### PROVIDED TEXT
Reducing the verification cost of a SNARK through hierarchical aggregation

Hi all, I have been working for a few month on a scheme named Boojum to reduce the cost of a snark verification. A PoC demo can be found in this repo

Overview

This article introduced recursive snark aggregation using cycle of elliptic curves, and created the concept of Proof Carrying Data (PCD) and it has been seen as potential solution to instantly (30ms) verify the state of the chain through a single SNARK verification. This however raises the problem of data availability as it can potentially create situations where the state becomes inaccessible.

We propose here a predicate-agnostic solution to combine multiple ppzksnarks proofs (forged for various circuits) into a single one that can be verified in constant time (plus a tiny linear extra cost per proof). This is a variation of the PCD proof system and it comes with two circuits described in the diagram below:

Both circuits represents the following predicate: “I have run a ZK-SNARK verifier algorithm on 2 given triplets (proofs, vk and primary inputs) and their output was 1 in both”. This will work only for any circuits with a primary input of length 1 but there is no loss of generality: given a snark friendly cryptographic hash function, we can always convert a multi-primary-input circuit into a single-primary-input by passing the primary inputs as auxilliary and adding the following constraint :

Primary = Hash(Auxilliary)

This heuristic is furthermore applied to our circuits, thanks to that we enable proof for an instance of boojum circuit to be used as an input of another instance. Hence, we can recursively aggregate proof with the same two circuits.

The two circuits differs in the sense that they are not defined on the same EC. Any proof generated on one of theses can be verified recursively inside a proof on the other one. This is a necessary conditions for constructing a practical recursive SNARKs. We are using the elliptic curve cycle MNT4-MNT6 introduced in the same paper.

One of the main difference with PCD is that Boojum accepts a verification key as a public parameter. The generator does not make assumption over the proof he is going to verify. The concern here is not about what circuit is being proved on but rather to convince that a verifier has run successfully for a given triplet (proof, verification key, primary input).

Additionnally, PCD recursive aggregation works in a sequential way: assignments are added one after the others in the proof, while here we describe a protocol aggregating proofs in a hierarchical fashion.

tree_of_proof

The leaf nodes (ie: the batch of proofs to be aggregated together) are inputed as:

  • A verification key
  • A proof
  • A primary inputs of the the proved assignement

On-chain verification

Each parent node (ie: aggregated proof) takes the hash of the previous proofs as primary inputs. Therefore during the verification of the root proof, we need to first reconstruct its input by recursively hashing the intermediary nodes.

In yellow, the elements that are sent in the payload to the verifier.

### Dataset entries
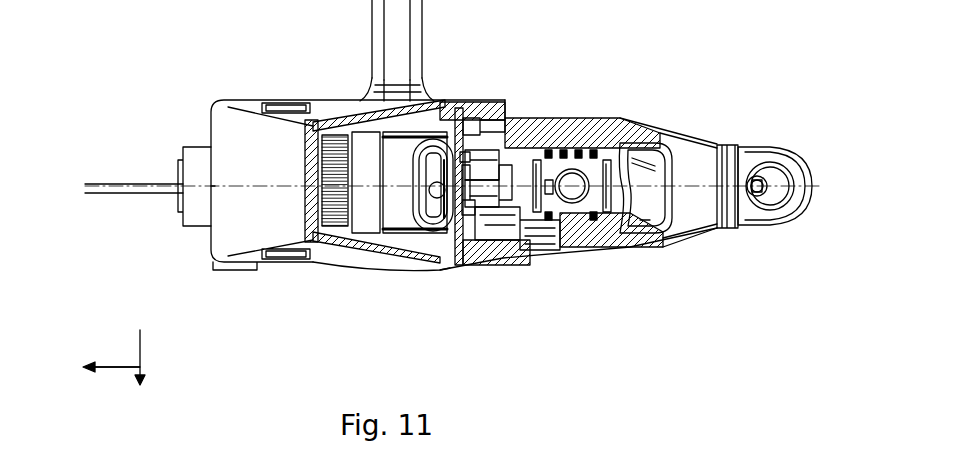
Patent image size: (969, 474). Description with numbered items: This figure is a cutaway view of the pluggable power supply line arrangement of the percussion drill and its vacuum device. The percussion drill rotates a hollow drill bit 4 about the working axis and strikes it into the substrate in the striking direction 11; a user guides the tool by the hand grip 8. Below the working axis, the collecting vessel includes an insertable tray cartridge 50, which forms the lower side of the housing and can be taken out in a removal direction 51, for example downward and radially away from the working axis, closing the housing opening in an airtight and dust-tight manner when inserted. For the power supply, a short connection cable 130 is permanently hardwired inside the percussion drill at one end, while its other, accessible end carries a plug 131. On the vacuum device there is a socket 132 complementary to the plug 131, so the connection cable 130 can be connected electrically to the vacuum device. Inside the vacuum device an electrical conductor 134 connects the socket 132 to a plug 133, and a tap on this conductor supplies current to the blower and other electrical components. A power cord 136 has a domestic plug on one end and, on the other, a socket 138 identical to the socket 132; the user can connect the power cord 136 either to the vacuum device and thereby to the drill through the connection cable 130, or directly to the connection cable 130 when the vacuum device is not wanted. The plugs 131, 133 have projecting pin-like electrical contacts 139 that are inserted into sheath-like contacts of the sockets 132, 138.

The hollow drill bit 4 is at (137, 190).
The tray cartridge 50 is at (233, 137).
The pin-like electrical contacts 139 is at (463, 130).
The electrical conductor 134 is at (471, 158).
The socket 132 is at (488, 170).
The power cord 136 is at (470, 193).
The plug 133 is at (508, 212).
The plug 131 is at (573, 128).
The socket 138 is at (592, 222).
The hand grip 8 is at (753, 222).
The connection cable 130 is at (768, 183).
The removal direction 51 is at (142, 347).
The striking direction 11 is at (127, 370).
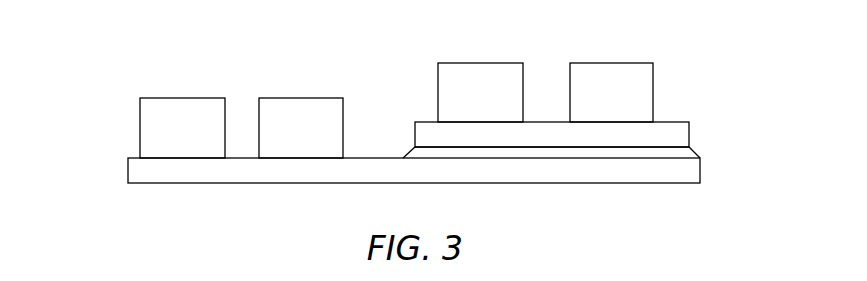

### REQUIREMENTS
A: Gather every line of the listing that contains the word "power".
B: Extend the SNARK aggregation text, picking up right after its last sentence.
The SNARK aggregation text and the listing have nothing to do with each other.

### OUTPUTS BY TASK
A:
Patent image size: (969, 474). Description with numbered items: This figure is a cutaway view of the pluggable power supply line arrangement of the percussion drill and its vacuum device. The percussion drill rotates a hollow drill bit 4 about the working axis and strikes it into the substrate in the striking direction 11; a user guides the tool by the hand grip 8. Below the working axis, the collecting vessel includes an insertable tray cartridge 50, which forms the lower side of the housing and can be taken out in a removal direction 51, for example downward and radially away from the working axis, closing the housing opening in an airtight and dust-tight manner when inserted. For the power supply, a short connection cable 130 is permanently hardwired inside the percussion drill at one end, while its other, accessible end carries a plug 131. On the vacuum device there is a socket 132 complementary to the plug 131, so the connection cable 130 can be connected electrically to the vacuum device. Inside the vacuum device an electrical conductor 134 connects the socket 132 to a plug 133, and a tap on this conductor supplies current to the blower and other electrical components. A power cord 136 has a domestic plug on one end and, on the other, a socket 138 identical to the socket 132; the user can connect the power cord 136 either to the vacuum device and thereby to the drill through the connection cable 130, or directly to the connection cable 130 when the vacuum device is not wanted. The plugs 131, 133 have projecting pin-like electrical contacts 139 that are inserted into sheath-like contacts of the sockets 132, 138.
The power cord 136 is at (470, 193).

B:
In grey, the elements that are already known to the verifier
In blue, the elements that are recomputed during verification by the verifier

Gas Cost estimation

Although no proper benchmark has been run yet. We can estimate that currently each aggregated proofs weights 355 bytes in average (373B for MNT6 and 337B for MNT4). And each verification key (on MNT4 only) weights 717B. This adds up to (355 + 337 + 717 = 1409B) for each proof. This represents an extra cost of 88641 Gas per extra proof assuming we can neglect the zero-bytes.

This estimation also does not takes into account the cost of re-hashing the merkle tree. We currently uses “subset sum hash” which is available as a gadget in libsnark. It is worth noting that this hash function has been cryptanalyzed (see this article). For this reason, it cannot remains a definitive choice and its replacement will obviously have an impact on the verification cost of an extra proof.

Other options are being considered as a potential replacement:

  • Pedersen Hash (We could re-use zcash implementation)
  • MiMc
  • David-Meyers

(Taken from this topic)

In the worst case the overhead of hashing each aggregated snark is still significantly lower compared to the current cost of a verification and compared to the ~90k gas payload we would have to pay per extra proof.

Improving the size of the payload

In this aggregation protocol, we don’t care this much about the intermediary proofs. The only thing that matter is that theses proofs exist and have been successfully verified the same applies for the leafs proofs (ie: the proofs that are submitted to the process of aggregation).

In the end what an end-user wants to prove is only that they have a valid assignment for a given public input and a given circuit. Therefore, instead of publishing the proofs on-chain we could simply publish a hash of them. The proof would have to be communicated off-chain to the aggregator pool though.

The improved version of the circuit is described in the figure below:

The additional payload per extra proof is decreased to (32 * 4 =) 128B (8kGas) and thus given a cheap snark friendly hash function the cost of a verification becomes really interesting.

Off-chain aggregation

The tree structure of the aggregated proof makes it possible to distribute the proving computation across a pool of worker. Given that each aggregation steps takes about 20sec, it would takes over 5.5 hours to aggregate 1024 proofs. However, in an ideal case, with 512 workers, the process finishes in only 3min12. If we could run a prover on a GPU, then we would be able to have a much better throughput without requiring a too big pool of worker.

The protocol should be reasonably efficient (ie: replicate as least as possible the aggregation), resilient to malicious actors (no one can prevent or slow down the aggregation process efficiently).

Additionally this protocol should include a reward mechanism in it in order to incentivize the worker to join the pool. This is not a trivial task because the BFT condition requires tasks to be replicated and that can create situations in which workers are actually not rewarded for their tasks.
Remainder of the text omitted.